▶ Problem to work on
In your copy, leave out the pictures; write out all the data exactly.

▶ Data records
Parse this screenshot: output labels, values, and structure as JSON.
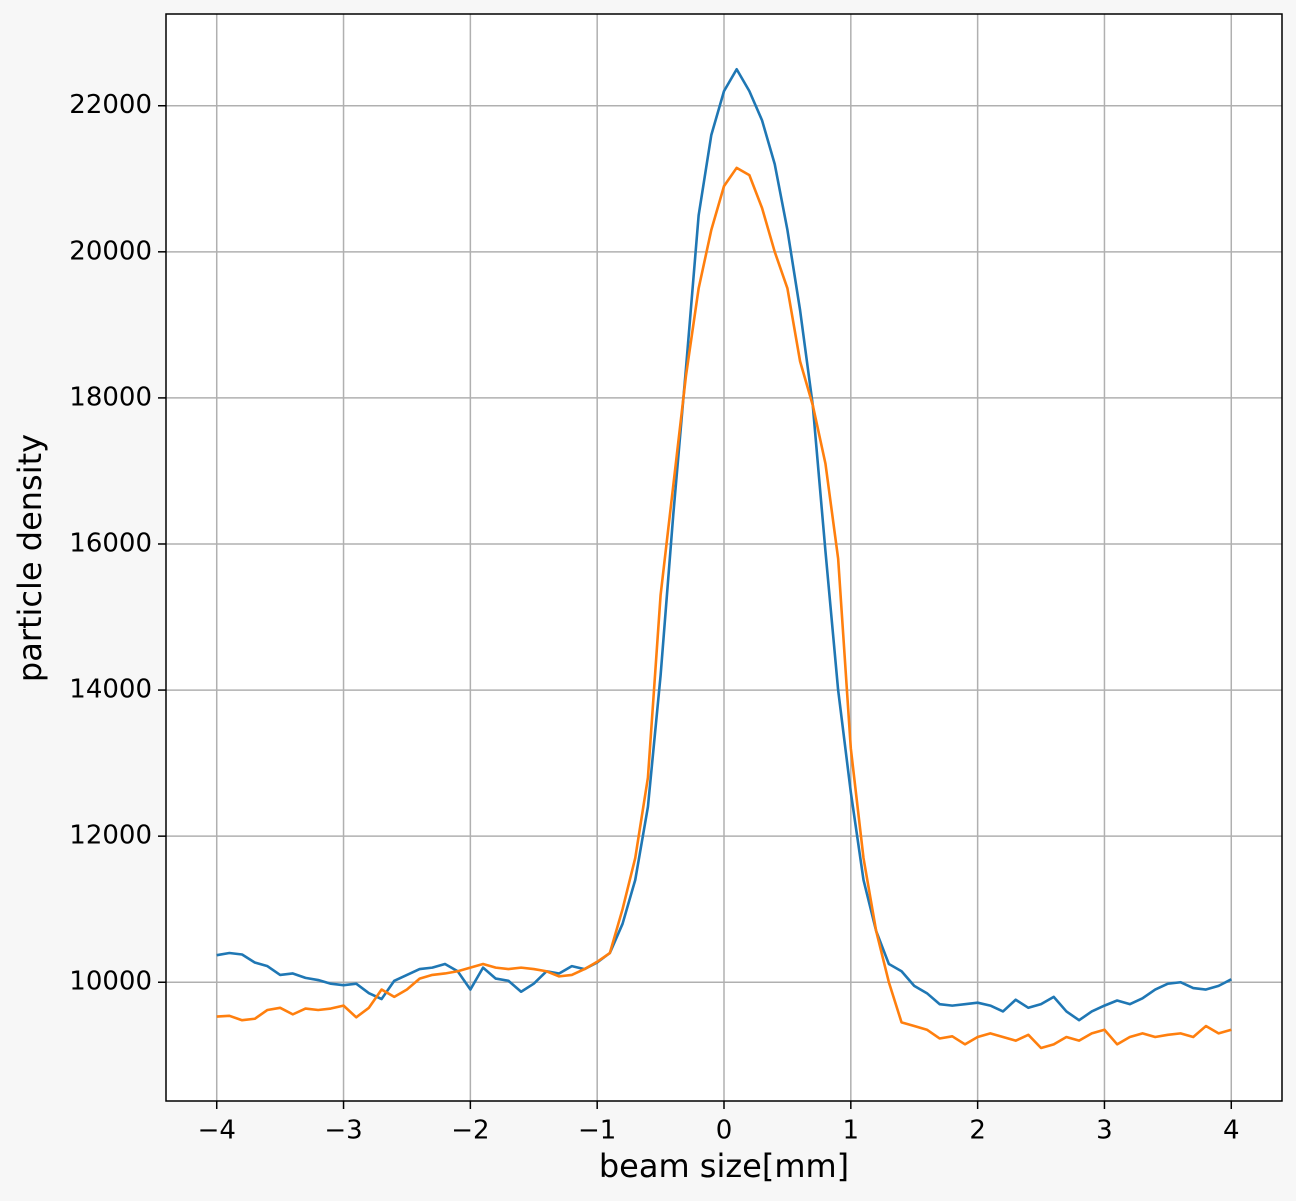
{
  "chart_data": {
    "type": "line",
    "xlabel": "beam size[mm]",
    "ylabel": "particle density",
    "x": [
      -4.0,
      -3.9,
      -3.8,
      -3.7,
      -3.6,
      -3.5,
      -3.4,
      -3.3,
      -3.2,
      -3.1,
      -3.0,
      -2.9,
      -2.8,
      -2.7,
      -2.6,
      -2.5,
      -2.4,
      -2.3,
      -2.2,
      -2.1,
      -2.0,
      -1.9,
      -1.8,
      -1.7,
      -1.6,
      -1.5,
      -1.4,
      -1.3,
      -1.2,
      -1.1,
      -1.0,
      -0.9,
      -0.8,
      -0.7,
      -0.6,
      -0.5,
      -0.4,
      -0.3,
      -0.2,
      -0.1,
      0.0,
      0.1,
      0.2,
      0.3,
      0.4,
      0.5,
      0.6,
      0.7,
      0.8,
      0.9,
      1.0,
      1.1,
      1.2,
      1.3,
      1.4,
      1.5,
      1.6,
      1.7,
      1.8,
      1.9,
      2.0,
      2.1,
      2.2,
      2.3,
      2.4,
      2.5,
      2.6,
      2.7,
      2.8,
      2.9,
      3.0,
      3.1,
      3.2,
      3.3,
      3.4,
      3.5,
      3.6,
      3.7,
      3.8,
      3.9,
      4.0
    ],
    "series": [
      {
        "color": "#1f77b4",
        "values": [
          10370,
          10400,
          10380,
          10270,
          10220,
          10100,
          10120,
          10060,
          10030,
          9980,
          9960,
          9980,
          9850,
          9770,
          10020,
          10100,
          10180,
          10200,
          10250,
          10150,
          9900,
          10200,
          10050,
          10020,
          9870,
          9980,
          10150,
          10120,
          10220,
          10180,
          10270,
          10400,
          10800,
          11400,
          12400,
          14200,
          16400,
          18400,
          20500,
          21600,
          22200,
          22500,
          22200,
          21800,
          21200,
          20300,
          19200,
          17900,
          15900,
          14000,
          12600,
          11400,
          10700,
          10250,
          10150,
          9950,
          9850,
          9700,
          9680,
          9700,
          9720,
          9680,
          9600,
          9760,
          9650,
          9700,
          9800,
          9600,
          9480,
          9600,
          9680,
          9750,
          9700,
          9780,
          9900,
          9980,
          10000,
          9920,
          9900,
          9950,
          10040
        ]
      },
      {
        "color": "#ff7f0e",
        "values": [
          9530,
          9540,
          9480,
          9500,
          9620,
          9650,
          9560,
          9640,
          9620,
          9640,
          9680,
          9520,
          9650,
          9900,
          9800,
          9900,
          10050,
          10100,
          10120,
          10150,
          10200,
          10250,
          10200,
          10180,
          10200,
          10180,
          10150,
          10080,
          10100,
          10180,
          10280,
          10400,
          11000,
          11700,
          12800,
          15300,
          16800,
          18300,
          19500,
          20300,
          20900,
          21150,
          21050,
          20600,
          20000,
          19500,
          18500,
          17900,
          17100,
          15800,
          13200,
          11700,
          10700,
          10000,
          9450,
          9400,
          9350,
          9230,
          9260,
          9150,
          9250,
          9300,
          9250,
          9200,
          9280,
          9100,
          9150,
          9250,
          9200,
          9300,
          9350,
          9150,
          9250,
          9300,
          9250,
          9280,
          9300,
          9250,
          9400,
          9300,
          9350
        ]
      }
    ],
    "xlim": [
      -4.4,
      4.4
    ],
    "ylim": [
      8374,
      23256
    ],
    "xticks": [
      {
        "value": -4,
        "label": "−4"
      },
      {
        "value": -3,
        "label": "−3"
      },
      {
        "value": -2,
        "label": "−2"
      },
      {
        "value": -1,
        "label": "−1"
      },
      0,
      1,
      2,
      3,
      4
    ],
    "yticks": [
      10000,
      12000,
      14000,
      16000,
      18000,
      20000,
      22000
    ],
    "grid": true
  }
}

▶ Result below
Parse this screenshot: output labels, values, and structure as JSON.
{
  "chart_data": {
    "type": "line",
    "xlabel": "beam size[mm]",
    "ylabel": "particle density",
    "x": [
      -4.0,
      -3.9,
      -3.8,
      -3.7,
      -3.6,
      -3.5,
      -3.4,
      -3.3,
      -3.2,
      -3.1,
      -3.0,
      -2.9,
      -2.8,
      -2.7,
      -2.6,
      -2.5,
      -2.4,
      -2.3,
      -2.2,
      -2.1,
      -2.0,
      -1.9,
      -1.8,
      -1.7,
      -1.6,
      -1.5,
      -1.4,
      -1.3,
      -1.2,
      -1.1,
      -1.0,
      -0.9,
      -0.8,
      -0.7,
      -0.6,
      -0.5,
      -0.4,
      -0.3,
      -0.2,
      -0.1,
      0.0,
      0.1,
      0.2,
      0.3,
      0.4,
      0.5,
      0.6,
      0.7,
      0.8,
      0.9,
      1.0,
      1.1,
      1.2,
      1.3,
      1.4,
      1.5,
      1.6,
      1.7,
      1.8,
      1.9,
      2.0,
      2.1,
      2.2,
      2.3,
      2.4,
      2.5,
      2.6,
      2.7,
      2.8,
      2.9,
      3.0,
      3.1,
      3.2,
      3.3,
      3.4,
      3.5,
      3.6,
      3.7,
      3.8,
      3.9,
      4.0
    ],
    "series": [
      {
        "color": "#1f77b4",
        "values": [
          10370,
          10400,
          10380,
          10270,
          10220,
          10100,
          10120,
          10060,
          10030,
          9980,
          9960,
          9980,
          9850,
          9770,
          10020,
          10100,
          10180,
          10200,
          10250,
          10150,
          9900,
          10200,
          10050,
          10020,
          9870,
          9980,
          10150,
          10120,
          10220,
          10180,
          10270,
          10400,
          10800,
          11400,
          12400,
          14200,
          16400,
          18400,
          20500,
          21600,
          22200,
          22500,
          22200,
          21800,
          21200,
          20300,
          19200,
          17900,
          15900,
          14000,
          12600,
          11400,
          10700,
          10250,
          10150,
          9950,
          9850,
          9700,
          9680,
          9700,
          9720,
          9680,
          9600,
          9760,
          9650,
          9700,
          9800,
          9600,
          9480,
          9600,
          9680,
          9750,
          9700,
          9780,
          9900,
          9980,
          10000,
          9920,
          9900,
          9950,
          10040
        ]
      },
      {
        "color": "#ff7f0e",
        "values": [
          9530,
          9540,
          9480,
          9500,
          9620,
          9650,
          9560,
          9640,
          9620,
          9640,
          9680,
          9520,
          9650,
          9900,
          9800,
          9900,
          10050,
          10100,
          10120,
          10150,
          10200,
          10250,
          10200,
          10180,
          10200,
          10180,
          10150,
          10080,
          10100,
          10180,
          10280,
          10400,
          11000,
          11700,
          12800,
          15300,
          16800,
          18300,
          19500,
          20300,
          20900,
          21150,
          21050,
          20600,
          20000,
          19500,
          18500,
          17900,
          17100,
          15800,
          13200,
          11700,
          10700,
          10000,
          9450,
          9400,
          9350,
          9230,
          9260,
          9150,
          9250,
          9300,
          9250,
          9200,
          9280,
          9100,
          9150,
          9250,
          9200,
          9300,
          9350,
          9150,
          9250,
          9300,
          9250,
          9280,
          9300,
          9250,
          9400,
          9300,
          9350
        ]
      }
    ],
    "xlim": [
      -4.4,
      4.4
    ],
    "ylim": [
      8374,
      23256
    ],
    "xticks": [
      {
        "value": -4,
        "label": "−4"
      },
      {
        "value": -3,
        "label": "−3"
      },
      {
        "value": -2,
        "label": "−2"
      },
      {
        "value": -1,
        "label": "−1"
      },
      0,
      1,
      2,
      3,
      4
    ],
    "yticks": [
      10000,
      12000,
      14000,
      16000,
      18000,
      20000,
      22000
    ],
    "grid": true
  }
}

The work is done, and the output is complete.